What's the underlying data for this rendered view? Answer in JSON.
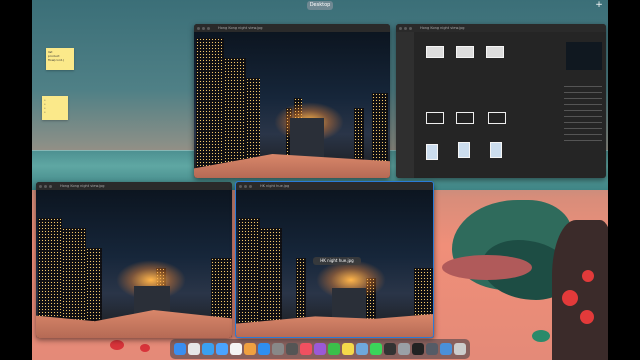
{
  "mission_control": {
    "space_label": "Desktop",
    "add_space_label": "+"
  },
  "stickies": [
    {
      "lines": [
        "list",
        "product flow(cont.)"
      ]
    },
    {
      "lines": [
        "•",
        "•",
        "•",
        "•",
        "•"
      ]
    }
  ],
  "windows": {
    "top_center": {
      "title": "Hong Kong night view.jpg"
    },
    "top_right": {
      "title": "Hong Kong night view.jpg"
    },
    "bottom_left": {
      "title": "Hong Kong night view.jpg"
    },
    "bottom_center": {
      "title": "HK night hue.jpg"
    }
  },
  "drag_label": "HK night hue.jpg",
  "dock": {
    "icons": [
      {
        "name": "finder-icon",
        "color": "#3a8ef0"
      },
      {
        "name": "launchpad-icon",
        "color": "#e6e6e6"
      },
      {
        "name": "safari-icon",
        "color": "#3aa0f0"
      },
      {
        "name": "mail-icon",
        "color": "#4aa3ff"
      },
      {
        "name": "calendar-icon",
        "color": "#f4f4f4"
      },
      {
        "name": "photos-icon",
        "color": "#f0a040"
      },
      {
        "name": "appstore-icon",
        "color": "#2f8ff0"
      },
      {
        "name": "settings-icon",
        "color": "#888888"
      },
      {
        "name": "dictionary-icon",
        "color": "#555555"
      },
      {
        "name": "music-icon",
        "color": "#f05060"
      },
      {
        "name": "podcast-icon",
        "color": "#9b59d6"
      },
      {
        "name": "facetime-icon",
        "color": "#3bbf4a"
      },
      {
        "name": "notes-icon",
        "color": "#f5d94a"
      },
      {
        "name": "preview-icon",
        "color": "#6fa8dc"
      },
      {
        "name": "messages-icon",
        "color": "#3bd45a"
      },
      {
        "name": "calculator-icon",
        "color": "#333333"
      },
      {
        "name": "system-info-icon",
        "color": "#9aa0a6"
      },
      {
        "name": "terminal-icon",
        "color": "#222222"
      },
      {
        "name": "photo-thumb-icon",
        "color": "#555b66"
      },
      {
        "name": "folder-icon",
        "color": "#4a90d9"
      },
      {
        "name": "trash-icon",
        "color": "#cccccc"
      }
    ]
  },
  "colors": {
    "accent": "#2a7bd6",
    "sticky": "#fbe98a"
  }
}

------------

→ **TASK DETAILS**
Without the pictures, write out the whole listing above exactly as it appears.

→ **CORRECT OUTPUT**
What's the underlying data for this rendered view? Answer in JSON.
{
  "mission_control": {
    "space_label": "Desktop",
    "add_space_label": "+"
  },
  "stickies": [
    {
      "lines": [
        "list",
        "product flow(cont.)"
      ]
    },
    {
      "lines": [
        "•",
        "•",
        "•",
        "•",
        "•"
      ]
    }
  ],
  "windows": {
    "top_center": {
      "title": "Hong Kong night view.jpg"
    },
    "top_right": {
      "title": "Hong Kong night view.jpg"
    },
    "bottom_left": {
      "title": "Hong Kong night view.jpg"
    },
    "bottom_center": {
      "title": "HK night hue.jpg"
    }
  },
  "drag_label": "HK night hue.jpg",
  "dock": {
    "icons": [
      {
        "name": "finder-icon",
        "color": "#3a8ef0"
      },
      {
        "name": "launchpad-icon",
        "color": "#e6e6e6"
      },
      {
        "name": "safari-icon",
        "color": "#3aa0f0"
      },
      {
        "name": "mail-icon",
        "color": "#4aa3ff"
      },
      {
        "name": "calendar-icon",
        "color": "#f4f4f4"
      },
      {
        "name": "photos-icon",
        "color": "#f0a040"
      },
      {
        "name": "appstore-icon",
        "color": "#2f8ff0"
      },
      {
        "name": "settings-icon",
        "color": "#888888"
      },
      {
        "name": "dictionary-icon",
        "color": "#555555"
      },
      {
        "name": "music-icon",
        "color": "#f05060"
      },
      {
        "name": "podcast-icon",
        "color": "#9b59d6"
      },
      {
        "name": "facetime-icon",
        "color": "#3bbf4a"
      },
      {
        "name": "notes-icon",
        "color": "#f5d94a"
      },
      {
        "name": "preview-icon",
        "color": "#6fa8dc"
      },
      {
        "name": "messages-icon",
        "color": "#3bd45a"
      },
      {
        "name": "calculator-icon",
        "color": "#333333"
      },
      {
        "name": "system-info-icon",
        "color": "#9aa0a6"
      },
      {
        "name": "terminal-icon",
        "color": "#222222"
      },
      {
        "name": "photo-thumb-icon",
        "color": "#555b66"
      },
      {
        "name": "folder-icon",
        "color": "#4a90d9"
      },
      {
        "name": "trash-icon",
        "color": "#cccccc"
      }
    ]
  },
  "colors": {
    "accent": "#2a7bd6",
    "sticky": "#fbe98a"
  }
}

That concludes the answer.